**EXERCISE DIRECTIONS**
Your reproduction of the entries should be exact and should contain no pictures.

==== DATA FOR PROCESSING

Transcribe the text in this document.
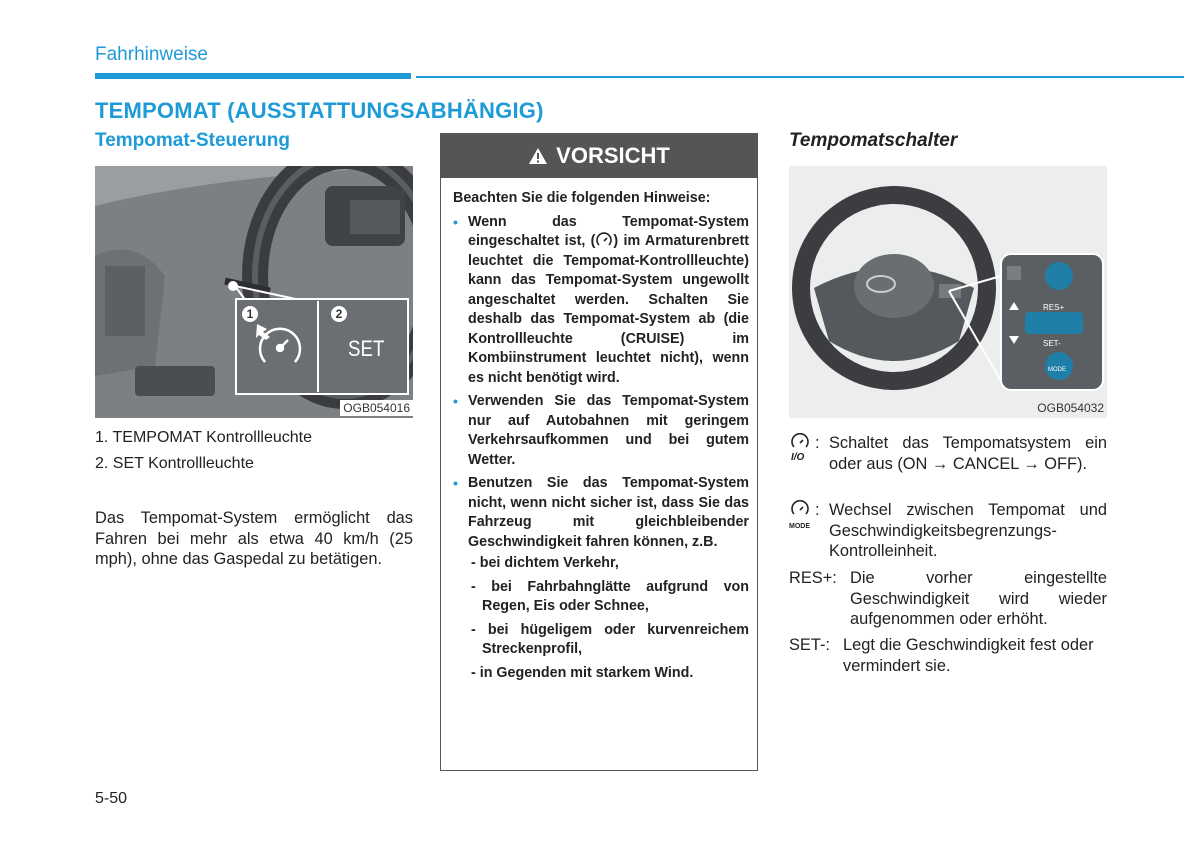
Fahrhinweise
TEMPOMAT (AUSSTATTUNGSABHÄNGIG)
Tempomat-Steuerung
1	2
SET
OGB054016
1. TEMPOMAT Kontrollleuchte
2. SET Kontrollleuchte
Das Tempomat-System ermöglicht das Fahren bei mehr als etwa 40 km/h (25 mph), ohne das Gaspedal zu betätigen.
VORSICHT

Beachten Sie die folgenden Hinweise:

• Wenn das Tempomat-System eingeschaltet ist, ( ) im Armaturenbrett leuchtet die Tempomat-Kontrollleuchte) kann das Tempomat-System ungewollt angeschaltet werden. Schalten Sie deshalb das Tempomat-System ab (die Kontrollleuchte (CRUISE) im Kombiinstrument leuchtet nicht), wenn es nicht benötigt wird.
• Verwenden Sie das Tempomat-System nur auf Autobahnen mit geringem Verkehrsaufkommen und bei gutem Wetter.
• Benutzen Sie das Tempomat-System nicht, wenn nicht sicher ist, dass Sie das Fahrzeug mit gleichbleibender Geschwindigkeit fahren können, z.B.
- bei dichtem Verkehr,
- bei Fahrbahnglätte aufgrund von Regen, Eis oder Schnee,
- bei hügeligem oder kurvenreichem Streckenprofil,
- in Gegenden mit starkem Wind.
Tempomatschalter
RES+
SET-
MODE
OGB054032
I/O
: Schaltet das Tempomatsystem ein oder aus (ON → CANCEL → OFF).
MODE
: Wechsel zwischen Tempomat und Geschwindigkeitsbegrenzungs-Kontrolleinheit.
RES+: Die vorher eingestellte Geschwindigkeit wird wieder aufgenommen oder erhöht.
SET-: Legt die Geschwindigkeit fest oder vermindert sie.
5-50
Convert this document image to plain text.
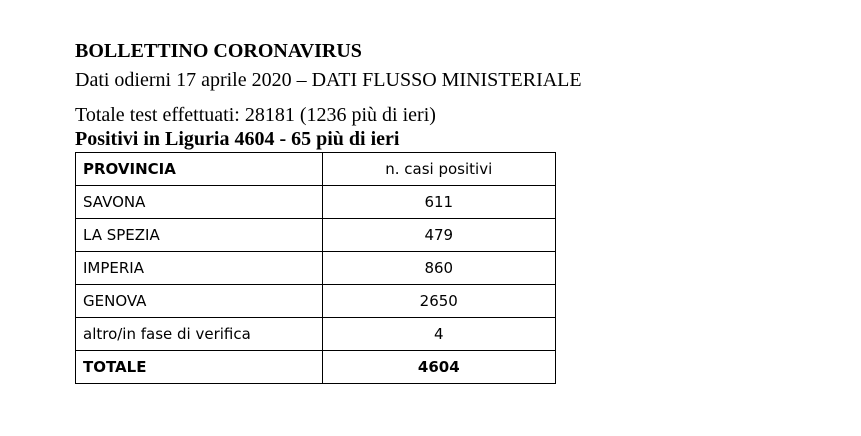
BOLLETTINO CORONAVIRUS
Dati odierni 17 aprile 2020 – DATI FLUSSO MINISTERIALE
Totale test effettuati: 28181 (1236 più di ieri)
Positivi in Liguria 4604 - 65 più di ieri
PROVINCIA	n. casi positivi
SAVONA	611
LA SPEZIA	479
IMPERIA	860
GENOVA	2650
altro/in fase di verifica	4
TOTALE	4604
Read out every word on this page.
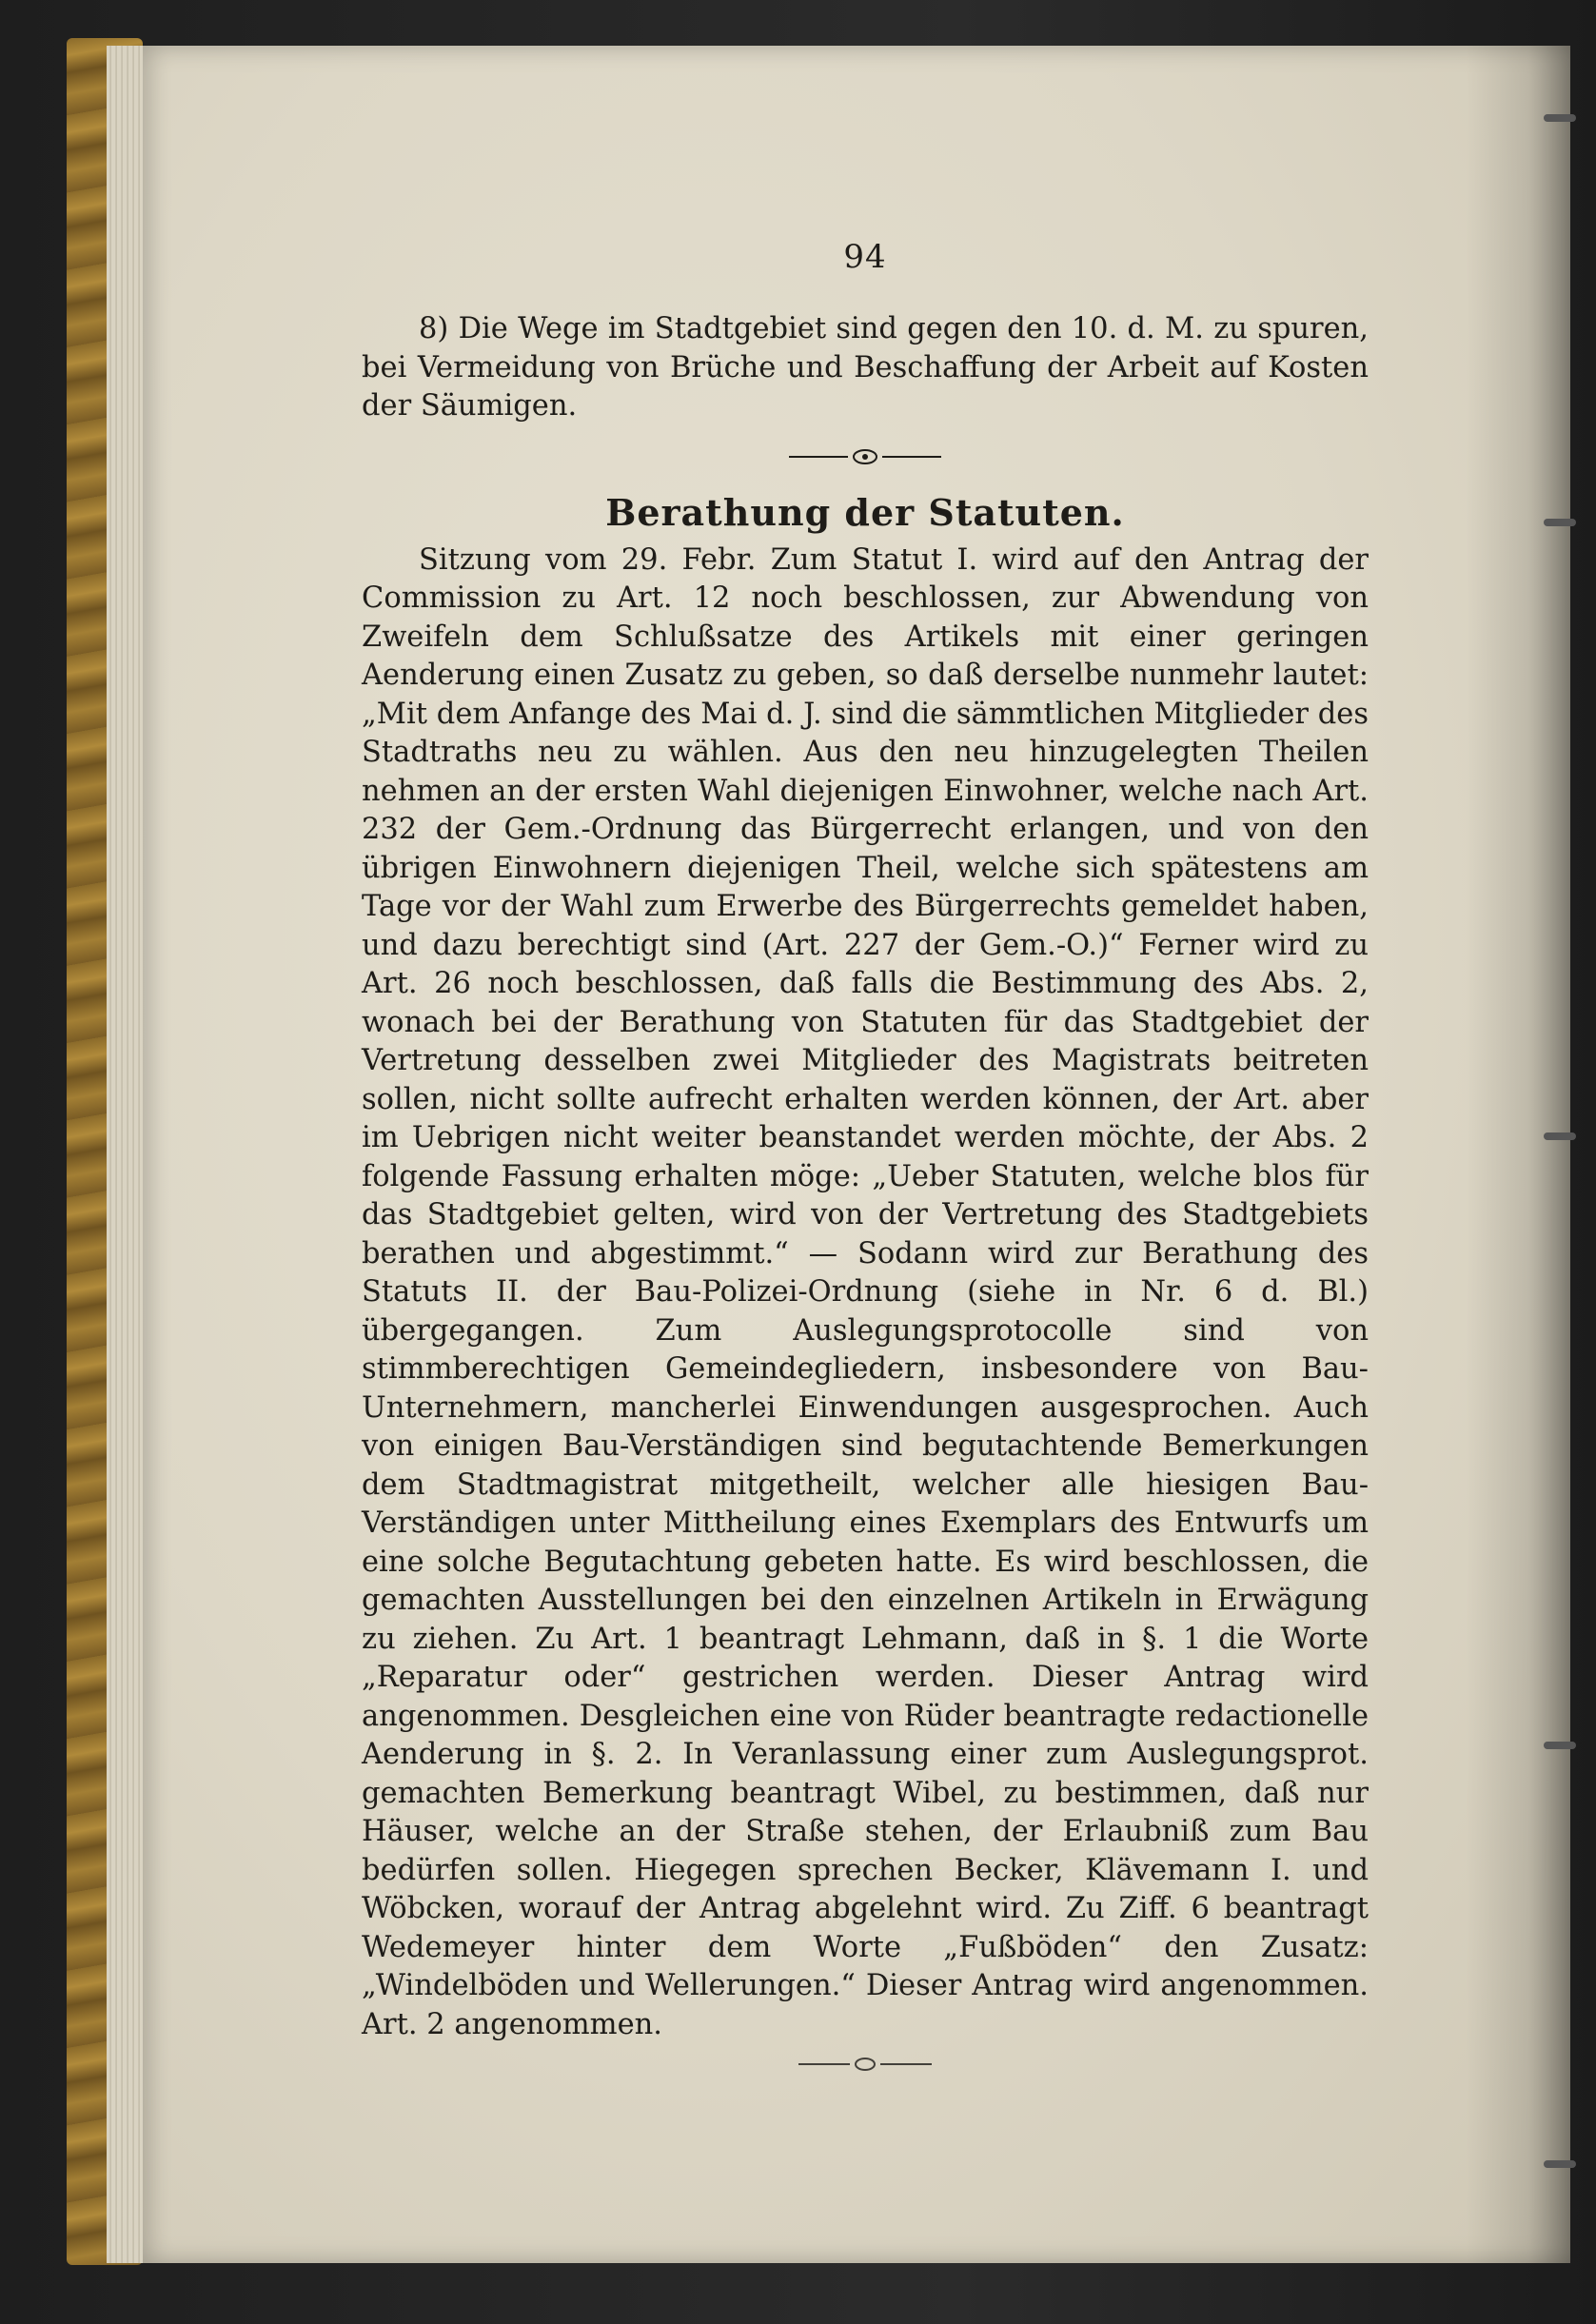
94

8) Die Wege im Stadtgebiet sind gegen den 10. d. M. zu spuren, bei Vermeidung von Brüche und Beschaffung der Arbeit auf Kosten der Säumigen.

Berathung der Statuten.

Sitzung vom 29. Febr. Zum Statut I. wird auf den Antrag der Commission zu Art. 12 noch beschlossen, zur Abwendung von Zweifeln dem Schlußsatze des Artikels mit einer geringen Aenderung einen Zusatz zu geben, so daß derselbe nunmehr lautet: „Mit dem Anfange des Mai d. J. sind die sämmtlichen Mitglieder des Stadtraths neu zu wählen. Aus den neu hinzugelegten Theilen nehmen an der ersten Wahl diejenigen Einwohner, welche nach Art. 232 der Gem.-Ordnung das Bürgerrecht erlangen, und von den übrigen Einwohnern diejenigen Theil, welche sich spätestens am Tage vor der Wahl zum Erwerbe des Bürgerrechts gemeldet haben, und dazu berechtigt sind (Art. 227 der Gem.-O.)“ Ferner wird zu Art. 26 noch beschlossen, daß falls die Bestimmung des Abs. 2, wonach bei der Berathung von Statuten für das Stadtgebiet der Vertretung desselben zwei Mitglieder des Magistrats beitreten sollen, nicht sollte aufrecht erhalten werden können, der Art. aber im Uebrigen nicht weiter beanstandet werden möchte, der Abs. 2 folgende Fassung erhalten möge: „Ueber Statuten, welche blos für das Stadtgebiet gelten, wird von der Vertretung des Stadtgebiets berathen und abgestimmt.“ — Sodann wird zur Berathung des Statuts II. der Bau-Polizei-Ordnung (siehe in Nr. 6 d. Bl.) übergegangen. Zum Auslegungsprotocolle sind von stimmberechtigen Gemeindegliedern, insbesondere von Bau-Unternehmern, mancherlei Einwendungen ausgesprochen. Auch von einigen Bau-Verständigen sind begutachtende Bemerkungen dem Stadtmagistrat mitgetheilt, welcher alle hiesigen Bau-Verständigen unter Mittheilung eines Exemplars des Entwurfs um eine solche Begutachtung gebeten hatte. Es wird beschlossen, die gemachten Ausstellungen bei den einzelnen Artikeln in Erwägung zu ziehen. Zu Art. 1 beantragt Lehmann, daß in §. 1 die Worte „Reparatur oder“ gestrichen werden. Dieser Antrag wird angenommen. Desgleichen eine von Rüder beantragte redactionelle Aenderung in §. 2. In Veranlassung einer zum Auslegungsprot. gemachten Bemerkung beantragt Wibel, zu bestimmen, daß nur Häuser, welche an der Straße stehen, der Erlaubniß zum Bau bedürfen sollen. Hiegegen sprechen Becker, Klävemann I. und Wöbcken, worauf der Antrag abgelehnt wird. Zu Ziff. 6 beantragt Wedemeyer hinter dem Worte „Fußböden“ den Zusatz: „Windelböden und Wellerungen.“ Dieser Antrag wird angenommen. Art. 2 angenommen.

========

**EXPECTED OUTPUT**
Transcribe the text in this document.
Fahrhinweise
TEMPOMAT (AUSSTATTUNGSABHÄNGIG)
Tempomat-Steuerung
1	2
SET
OGB054016
1. TEMPOMAT Kontrollleuchte
2. SET Kontrollleuchte
Das Tempomat-System ermöglicht das Fahren bei mehr als etwa 40 km/h (25 mph), ohne das Gaspedal zu betätigen.
VORSICHT

Beachten Sie die folgenden Hinweise:

• Wenn das Tempomat-System eingeschaltet ist, ( ) im Armaturenbrett leuchtet die Tempomat-Kontrollleuchte) kann das Tempomat-System ungewollt angeschaltet werden. Schalten Sie deshalb das Tempomat-System ab (die Kontrollleuchte (CRUISE) im Kombiinstrument leuchtet nicht), wenn es nicht benötigt wird.
• Verwenden Sie das Tempomat-System nur auf Autobahnen mit geringem Verkehrsaufkommen und bei gutem Wetter.
• Benutzen Sie das Tempomat-System nicht, wenn nicht sicher ist, dass Sie das Fahrzeug mit gleichbleibender Geschwindigkeit fahren können, z.B.
- bei dichtem Verkehr,
- bei Fahrbahnglätte aufgrund von Regen, Eis oder Schnee,
- bei hügeligem oder kurvenreichem Streckenprofil,
- in Gegenden mit starkem Wind.
Tempomatschalter
RES+
SET-
MODE
OGB054032
I/O
: Schaltet das Tempomatsystem ein oder aus (ON → CANCEL → OFF).
MODE
: Wechsel zwischen Tempomat und Geschwindigkeitsbegrenzungs-Kontrolleinheit.
RES+: Die vorher eingestellte Geschwindigkeit wird wieder aufgenommen oder erhöht.
SET-: Legt die Geschwindigkeit fest oder vermindert sie.
5-50
Convert this document image to plain text.
BOLLETTINO CORONAVIRUS
Dati odierni 17 aprile 2020 – DATI FLUSSO MINISTERIALE
Totale test effettuati: 28181 (1236 più di ieri)
Positivi in Liguria 4604 - 65 più di ieri
PROVINCIA	n. casi positivi
SAVONA	611
LA SPEZIA	479
IMPERIA	860
GENOVA	2650
altro/in fase di verifica	4
TOTALE	4604
Read out every word on this page.
94

8) Die Wege im Stadtgebiet sind gegen den 10. d. M. zu spuren, bei Vermeidung von Brüche und Beschaffung der Arbeit auf Kosten der Säumigen.

Berathung der Statuten.

Sitzung vom 29. Febr. Zum Statut I. wird auf den Antrag der Commission zu Art. 12 noch beschlossen, zur Abwendung von Zweifeln dem Schlußsatze des Artikels mit einer geringen Aenderung einen Zusatz zu geben, so daß derselbe nunmehr lautet: „Mit dem Anfange des Mai d. J. sind die sämmtlichen Mitglieder des Stadtraths neu zu wählen. Aus den neu hinzugelegten Theilen nehmen an der ersten Wahl diejenigen Einwohner, welche nach Art. 232 der Gem.-Ordnung das Bürgerrecht erlangen, und von den übrigen Einwohnern diejenigen Theil, welche sich spätestens am Tage vor der Wahl zum Erwerbe des Bürgerrechts gemeldet haben, und dazu berechtigt sind (Art. 227 der Gem.-O.)“ Ferner wird zu Art. 26 noch beschlossen, daß falls die Bestimmung des Abs. 2, wonach bei der Berathung von Statuten für das Stadtgebiet der Vertretung desselben zwei Mitglieder des Magistrats beitreten sollen, nicht sollte aufrecht erhalten werden können, der Art. aber im Uebrigen nicht weiter beanstandet werden möchte, der Abs. 2 folgende Fassung erhalten möge: „Ueber Statuten, welche blos für das Stadtgebiet gelten, wird von der Vertretung des Stadtgebiets berathen und abgestimmt.“ — Sodann wird zur Berathung des Statuts II. der Bau-Polizei-Ordnung (siehe in Nr. 6 d. Bl.) übergegangen. Zum Auslegungsprotocolle sind von stimmberechtigen Gemeindegliedern, insbesondere von Bau-Unternehmern, mancherlei Einwendungen ausgesprochen. Auch von einigen Bau-Verständigen sind begutachtende Bemerkungen dem Stadtmagistrat mitgetheilt, welcher alle hiesigen Bau-Verständigen unter Mittheilung eines Exemplars des Entwurfs um eine solche Begutachtung gebeten hatte. Es wird beschlossen, die gemachten Ausstellungen bei den einzelnen Artikeln in Erwägung zu ziehen. Zu Art. 1 beantragt Lehmann, daß in §. 1 die Worte „Reparatur oder“ gestrichen werden. Dieser Antrag wird angenommen. Desgleichen eine von Rüder beantragte redactionelle Aenderung in §. 2. In Veranlassung einer zum Auslegungsprot. gemachten Bemerkung beantragt Wibel, zu bestimmen, daß nur Häuser, welche an der Straße stehen, der Erlaubniß zum Bau bedürfen sollen. Hiegegen sprechen Becker, Klävemann I. und Wöbcken, worauf der Antrag abgelehnt wird. Zu Ziff. 6 beantragt Wedemeyer hinter dem Worte „Fußböden“ den Zusatz: „Windelböden und Wellerungen.“ Dieser Antrag wird angenommen. Art. 2 angenommen.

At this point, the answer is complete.